● **GIVEN RECORDS**:
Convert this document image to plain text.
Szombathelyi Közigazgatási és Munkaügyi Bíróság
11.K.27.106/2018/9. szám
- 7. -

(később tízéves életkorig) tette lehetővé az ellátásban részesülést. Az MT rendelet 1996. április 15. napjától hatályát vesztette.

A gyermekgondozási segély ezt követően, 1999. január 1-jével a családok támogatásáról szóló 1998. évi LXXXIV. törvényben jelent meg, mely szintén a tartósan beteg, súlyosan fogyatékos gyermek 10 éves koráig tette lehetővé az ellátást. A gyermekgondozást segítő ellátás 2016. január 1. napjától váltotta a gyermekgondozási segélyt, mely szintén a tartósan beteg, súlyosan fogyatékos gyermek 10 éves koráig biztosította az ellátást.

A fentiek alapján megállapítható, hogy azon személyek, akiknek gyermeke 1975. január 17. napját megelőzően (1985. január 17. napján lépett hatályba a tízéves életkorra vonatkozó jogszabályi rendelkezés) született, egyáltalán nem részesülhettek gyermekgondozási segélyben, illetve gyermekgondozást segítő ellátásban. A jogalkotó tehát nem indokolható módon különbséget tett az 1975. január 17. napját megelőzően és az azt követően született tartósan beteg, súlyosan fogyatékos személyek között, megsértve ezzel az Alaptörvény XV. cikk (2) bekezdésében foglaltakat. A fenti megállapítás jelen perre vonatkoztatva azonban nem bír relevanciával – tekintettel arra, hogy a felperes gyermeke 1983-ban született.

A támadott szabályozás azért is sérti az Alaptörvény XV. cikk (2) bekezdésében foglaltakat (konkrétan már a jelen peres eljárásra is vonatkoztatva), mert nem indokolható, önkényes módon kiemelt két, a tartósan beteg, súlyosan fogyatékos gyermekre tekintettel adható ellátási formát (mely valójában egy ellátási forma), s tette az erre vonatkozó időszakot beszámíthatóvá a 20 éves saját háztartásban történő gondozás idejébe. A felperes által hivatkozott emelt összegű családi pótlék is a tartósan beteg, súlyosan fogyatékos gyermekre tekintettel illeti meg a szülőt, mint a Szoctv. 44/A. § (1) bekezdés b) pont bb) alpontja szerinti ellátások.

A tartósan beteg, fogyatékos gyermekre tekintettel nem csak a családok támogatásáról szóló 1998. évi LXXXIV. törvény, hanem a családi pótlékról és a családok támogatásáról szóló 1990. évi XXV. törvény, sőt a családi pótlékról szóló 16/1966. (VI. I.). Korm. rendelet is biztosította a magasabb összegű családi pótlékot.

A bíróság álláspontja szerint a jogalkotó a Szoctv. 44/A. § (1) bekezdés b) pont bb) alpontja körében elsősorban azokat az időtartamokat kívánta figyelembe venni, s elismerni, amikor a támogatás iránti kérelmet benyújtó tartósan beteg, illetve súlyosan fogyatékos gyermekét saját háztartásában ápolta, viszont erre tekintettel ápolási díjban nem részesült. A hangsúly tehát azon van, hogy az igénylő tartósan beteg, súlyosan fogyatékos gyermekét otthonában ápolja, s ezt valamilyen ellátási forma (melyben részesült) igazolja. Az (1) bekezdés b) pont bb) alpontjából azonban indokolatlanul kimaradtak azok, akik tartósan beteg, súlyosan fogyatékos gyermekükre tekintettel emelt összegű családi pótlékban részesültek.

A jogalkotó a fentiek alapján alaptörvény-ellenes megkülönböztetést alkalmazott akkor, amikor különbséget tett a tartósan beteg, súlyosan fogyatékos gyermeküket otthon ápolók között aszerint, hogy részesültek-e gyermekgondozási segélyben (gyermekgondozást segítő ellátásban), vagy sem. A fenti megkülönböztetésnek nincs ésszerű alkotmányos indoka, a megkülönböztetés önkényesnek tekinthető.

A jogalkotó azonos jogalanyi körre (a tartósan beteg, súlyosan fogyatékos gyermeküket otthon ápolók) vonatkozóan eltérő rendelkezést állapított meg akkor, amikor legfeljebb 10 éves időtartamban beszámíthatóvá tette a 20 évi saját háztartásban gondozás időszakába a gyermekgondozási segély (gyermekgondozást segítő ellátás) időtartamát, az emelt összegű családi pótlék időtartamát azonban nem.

● **DIRECTION**:
Repeat the material above in full, quoting it exactly.

● **SOLUTION**:
Convert this document image to plain text.
Szombathelyi Közigazgatási és Munkaügyi Bíróság
11.K.27.106/2018/9. szám
- 7. -

(később tízéves életkorig) tette lehetővé az ellátásban részesülést. Az MT rendelet 1996. április 15. napjától hatályát vesztette.

A gyermekgondozási segély ezt követően, 1999. január 1-jével a családok támogatásáról szóló 1998. évi LXXXIV. törvényben jelent meg, mely szintén a tartósan beteg, súlyosan fogyatékos gyermek 10 éves koráig tette lehetővé az ellátást. A gyermekgondozást segítő ellátás 2016. január 1. napjától váltotta a gyermekgondozási segélyt, mely szintén a tartósan beteg, súlyosan fogyatékos gyermek 10 éves koráig biztosította az ellátást.

A fentiek alapján megállapítható, hogy azon személyek, akiknek gyermeke 1975. január 17. napját megelőzően (1985. január 17. napján lépett hatályba a tízéves életkorra vonatkozó jogszabályi rendelkezés) született, egyáltalán nem részesülhettek gyermekgondozási segélyben, illetve gyermekgondozást segítő ellátásban. A jogalkotó tehát nem indokolható módon különbséget tett az 1975. január 17. napját megelőzően és az azt követően született tartósan beteg, súlyosan fogyatékos személyek között, megsértve ezzel az Alaptörvény XV. cikk (2) bekezdésében foglaltakat. A fenti megállapítás jelen perre vonatkoztatva azonban nem bír relevanciával – tekintettel arra, hogy a felperes gyermeke 1983-ban született.

A támadott szabályozás azért is sérti az Alaptörvény XV. cikk (2) bekezdésében foglaltakat (konkrétan már a jelen peres eljárásra is vonatkoztatva), mert nem indokolható, önkényes módon kiemelt két, a tartósan beteg, súlyosan fogyatékos gyermekre tekintettel adható ellátási formát (mely valójában egy ellátási forma), s tette az erre vonatkozó időszakot beszámíthatóvá a 20 éves saját háztartásban történő gondozás idejébe. A felperes által hivatkozott emelt összegű családi pótlék is a tartósan beteg, súlyosan fogyatékos gyermekre tekintettel illeti meg a szülőt, mint a Szoctv. 44/A. § (1) bekezdés b) pont bb) alpontja szerinti ellátások.

A tartósan beteg, fogyatékos gyermekre tekintettel nem csak a családok támogatásáról szóló 1998. évi LXXXIV. törvény, hanem a családi pótlékról és a családok támogatásáról szóló 1990. évi XXV. törvény, sőt a családi pótlékról szóló 16/1966. (VI. I.). Korm. rendelet is biztosította a magasabb összegű családi pótlékot.

A bíróság álláspontja szerint a jogalkotó a Szoctv. 44/A. § (1) bekezdés b) pont bb) alpontja körében elsősorban azokat az időtartamokat kívánta figyelembe venni, s elismerni, amikor a támogatás iránti kérelmet benyújtó tartósan beteg, illetve súlyosan fogyatékos gyermekét saját háztartásában ápolta, viszont erre tekintettel ápolási díjban nem részesült. A hangsúly tehát azon van, hogy az igénylő tartósan beteg, súlyosan fogyatékos gyermekét otthonában ápolja, s ezt valamilyen ellátási forma (melyben részesült) igazolja. Az (1) bekezdés b) pont bb) alpontjából azonban indokolatlanul kimaradtak azok, akik tartósan beteg, súlyosan fogyatékos gyermekükre tekintettel emelt összegű családi pótlékban részesültek.

A jogalkotó a fentiek alapján alaptörvény-ellenes megkülönböztetést alkalmazott akkor, amikor különbséget tett a tartósan beteg, súlyosan fogyatékos gyermeküket otthon ápolók között aszerint, hogy részesültek-e gyermekgondozási segélyben (gyermekgondozást segítő ellátásban), vagy sem. A fenti megkülönböztetésnek nincs ésszerű alkotmányos indoka, a megkülönböztetés önkényesnek tekinthető.

A jogalkotó azonos jogalanyi körre (a tartósan beteg, súlyosan fogyatékos gyermeküket otthon ápolók) vonatkozóan eltérő rendelkezést állapított meg akkor, amikor legfeljebb 10 éves időtartamban beszámíthatóvá tette a 20 évi saját háztartásban gondozás időszakába a gyermekgondozási segély (gyermekgondozást segítő ellátás) időtartamát, az emelt összegű családi pótlék időtartamát azonban nem.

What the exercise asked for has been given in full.